> **Aim of the exercise**
Below are records; state how many of their lines hold the word "والمجلس", and give only the figure.

> **Available records**
▶
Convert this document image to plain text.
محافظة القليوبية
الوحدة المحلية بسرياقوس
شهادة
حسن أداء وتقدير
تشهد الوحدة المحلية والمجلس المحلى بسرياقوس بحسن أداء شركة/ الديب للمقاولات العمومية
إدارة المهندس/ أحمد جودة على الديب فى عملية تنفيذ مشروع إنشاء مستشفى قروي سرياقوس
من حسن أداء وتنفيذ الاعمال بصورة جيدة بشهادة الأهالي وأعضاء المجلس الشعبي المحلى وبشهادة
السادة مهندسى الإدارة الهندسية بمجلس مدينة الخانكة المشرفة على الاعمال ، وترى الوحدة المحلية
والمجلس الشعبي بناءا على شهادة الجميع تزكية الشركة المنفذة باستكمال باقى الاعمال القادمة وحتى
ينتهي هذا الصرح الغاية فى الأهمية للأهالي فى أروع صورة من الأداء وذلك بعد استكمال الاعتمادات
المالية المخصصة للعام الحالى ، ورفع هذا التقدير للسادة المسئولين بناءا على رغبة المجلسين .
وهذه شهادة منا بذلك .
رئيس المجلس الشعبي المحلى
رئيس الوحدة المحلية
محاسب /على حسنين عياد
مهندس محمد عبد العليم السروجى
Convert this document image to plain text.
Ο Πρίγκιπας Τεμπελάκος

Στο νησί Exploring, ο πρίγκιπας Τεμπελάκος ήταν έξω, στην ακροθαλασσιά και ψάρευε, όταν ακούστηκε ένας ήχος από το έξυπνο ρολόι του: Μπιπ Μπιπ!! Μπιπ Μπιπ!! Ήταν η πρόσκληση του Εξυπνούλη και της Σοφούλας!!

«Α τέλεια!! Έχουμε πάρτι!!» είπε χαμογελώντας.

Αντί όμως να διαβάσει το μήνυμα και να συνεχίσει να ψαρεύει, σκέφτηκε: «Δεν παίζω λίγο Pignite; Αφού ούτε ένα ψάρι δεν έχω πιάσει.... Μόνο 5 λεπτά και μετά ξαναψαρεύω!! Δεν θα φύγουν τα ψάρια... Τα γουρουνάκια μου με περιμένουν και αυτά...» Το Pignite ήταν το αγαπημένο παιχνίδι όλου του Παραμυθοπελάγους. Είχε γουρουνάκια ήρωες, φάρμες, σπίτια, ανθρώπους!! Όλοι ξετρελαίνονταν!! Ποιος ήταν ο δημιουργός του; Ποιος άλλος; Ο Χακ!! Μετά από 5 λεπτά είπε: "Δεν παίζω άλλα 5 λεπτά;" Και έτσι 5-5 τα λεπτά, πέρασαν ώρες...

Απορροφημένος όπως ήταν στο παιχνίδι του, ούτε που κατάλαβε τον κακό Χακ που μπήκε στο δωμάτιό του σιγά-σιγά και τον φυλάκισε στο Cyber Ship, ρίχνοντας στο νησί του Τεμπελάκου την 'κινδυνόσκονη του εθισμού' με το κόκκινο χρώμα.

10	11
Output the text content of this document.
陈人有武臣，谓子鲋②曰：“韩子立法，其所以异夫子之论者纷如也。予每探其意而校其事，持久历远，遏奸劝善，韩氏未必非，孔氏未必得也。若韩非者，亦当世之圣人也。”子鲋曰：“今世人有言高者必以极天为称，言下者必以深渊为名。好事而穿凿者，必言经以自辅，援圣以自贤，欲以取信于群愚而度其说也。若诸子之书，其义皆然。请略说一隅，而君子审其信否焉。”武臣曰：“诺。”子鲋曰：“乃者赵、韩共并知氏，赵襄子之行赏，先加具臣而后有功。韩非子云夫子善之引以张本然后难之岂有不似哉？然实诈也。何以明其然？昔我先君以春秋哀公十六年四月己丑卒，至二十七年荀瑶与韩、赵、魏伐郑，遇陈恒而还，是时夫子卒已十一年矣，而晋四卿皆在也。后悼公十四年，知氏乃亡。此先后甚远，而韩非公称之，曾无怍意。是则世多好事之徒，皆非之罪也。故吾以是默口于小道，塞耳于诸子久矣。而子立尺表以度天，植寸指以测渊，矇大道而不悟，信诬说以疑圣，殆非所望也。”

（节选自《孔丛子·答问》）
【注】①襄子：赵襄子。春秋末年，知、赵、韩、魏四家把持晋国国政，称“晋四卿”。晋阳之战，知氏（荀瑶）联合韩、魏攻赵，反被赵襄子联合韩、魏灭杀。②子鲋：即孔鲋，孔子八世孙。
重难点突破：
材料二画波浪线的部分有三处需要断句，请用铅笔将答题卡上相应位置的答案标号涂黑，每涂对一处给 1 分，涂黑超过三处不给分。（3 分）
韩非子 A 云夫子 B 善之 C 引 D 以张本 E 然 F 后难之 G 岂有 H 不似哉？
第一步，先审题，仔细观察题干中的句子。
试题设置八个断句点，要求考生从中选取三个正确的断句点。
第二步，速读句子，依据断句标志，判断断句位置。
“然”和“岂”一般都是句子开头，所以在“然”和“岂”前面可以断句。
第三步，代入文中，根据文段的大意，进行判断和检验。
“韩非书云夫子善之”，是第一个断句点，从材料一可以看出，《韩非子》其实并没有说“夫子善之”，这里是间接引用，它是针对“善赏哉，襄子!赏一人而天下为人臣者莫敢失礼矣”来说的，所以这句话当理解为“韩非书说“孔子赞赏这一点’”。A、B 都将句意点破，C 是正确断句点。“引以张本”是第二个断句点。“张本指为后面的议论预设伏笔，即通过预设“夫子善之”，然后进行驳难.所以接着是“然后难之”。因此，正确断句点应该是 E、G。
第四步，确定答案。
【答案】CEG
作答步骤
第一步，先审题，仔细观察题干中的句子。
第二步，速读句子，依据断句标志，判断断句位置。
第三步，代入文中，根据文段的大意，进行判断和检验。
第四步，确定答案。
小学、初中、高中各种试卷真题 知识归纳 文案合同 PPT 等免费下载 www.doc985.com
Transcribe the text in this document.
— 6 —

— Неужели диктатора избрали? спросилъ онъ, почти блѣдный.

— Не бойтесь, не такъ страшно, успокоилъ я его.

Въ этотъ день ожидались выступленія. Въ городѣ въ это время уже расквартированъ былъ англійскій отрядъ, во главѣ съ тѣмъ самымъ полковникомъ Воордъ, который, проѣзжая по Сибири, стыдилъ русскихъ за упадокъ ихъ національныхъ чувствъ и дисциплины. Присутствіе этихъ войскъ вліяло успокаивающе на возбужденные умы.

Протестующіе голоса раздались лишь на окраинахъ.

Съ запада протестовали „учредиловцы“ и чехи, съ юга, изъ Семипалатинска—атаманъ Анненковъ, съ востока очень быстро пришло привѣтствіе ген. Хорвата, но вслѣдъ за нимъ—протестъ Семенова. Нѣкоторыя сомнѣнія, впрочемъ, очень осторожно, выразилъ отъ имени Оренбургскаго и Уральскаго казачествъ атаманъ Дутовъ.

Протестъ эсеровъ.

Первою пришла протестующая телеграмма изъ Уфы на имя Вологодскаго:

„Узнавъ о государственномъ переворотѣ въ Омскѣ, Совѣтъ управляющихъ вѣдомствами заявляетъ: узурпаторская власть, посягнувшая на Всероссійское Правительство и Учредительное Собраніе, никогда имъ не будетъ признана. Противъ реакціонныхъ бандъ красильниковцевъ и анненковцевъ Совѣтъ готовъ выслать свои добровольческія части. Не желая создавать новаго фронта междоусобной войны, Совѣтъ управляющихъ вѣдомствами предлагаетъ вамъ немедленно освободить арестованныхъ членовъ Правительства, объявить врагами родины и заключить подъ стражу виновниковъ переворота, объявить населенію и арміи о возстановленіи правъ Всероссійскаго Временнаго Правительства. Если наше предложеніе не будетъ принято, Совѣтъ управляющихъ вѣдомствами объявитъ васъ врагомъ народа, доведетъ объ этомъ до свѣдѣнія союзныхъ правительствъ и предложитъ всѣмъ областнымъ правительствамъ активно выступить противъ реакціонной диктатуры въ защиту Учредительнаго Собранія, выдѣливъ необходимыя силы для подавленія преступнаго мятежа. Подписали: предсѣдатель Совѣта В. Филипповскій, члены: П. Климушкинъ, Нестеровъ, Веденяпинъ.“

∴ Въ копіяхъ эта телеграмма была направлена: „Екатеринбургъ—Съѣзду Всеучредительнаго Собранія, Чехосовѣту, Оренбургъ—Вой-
◀
> **Result**
2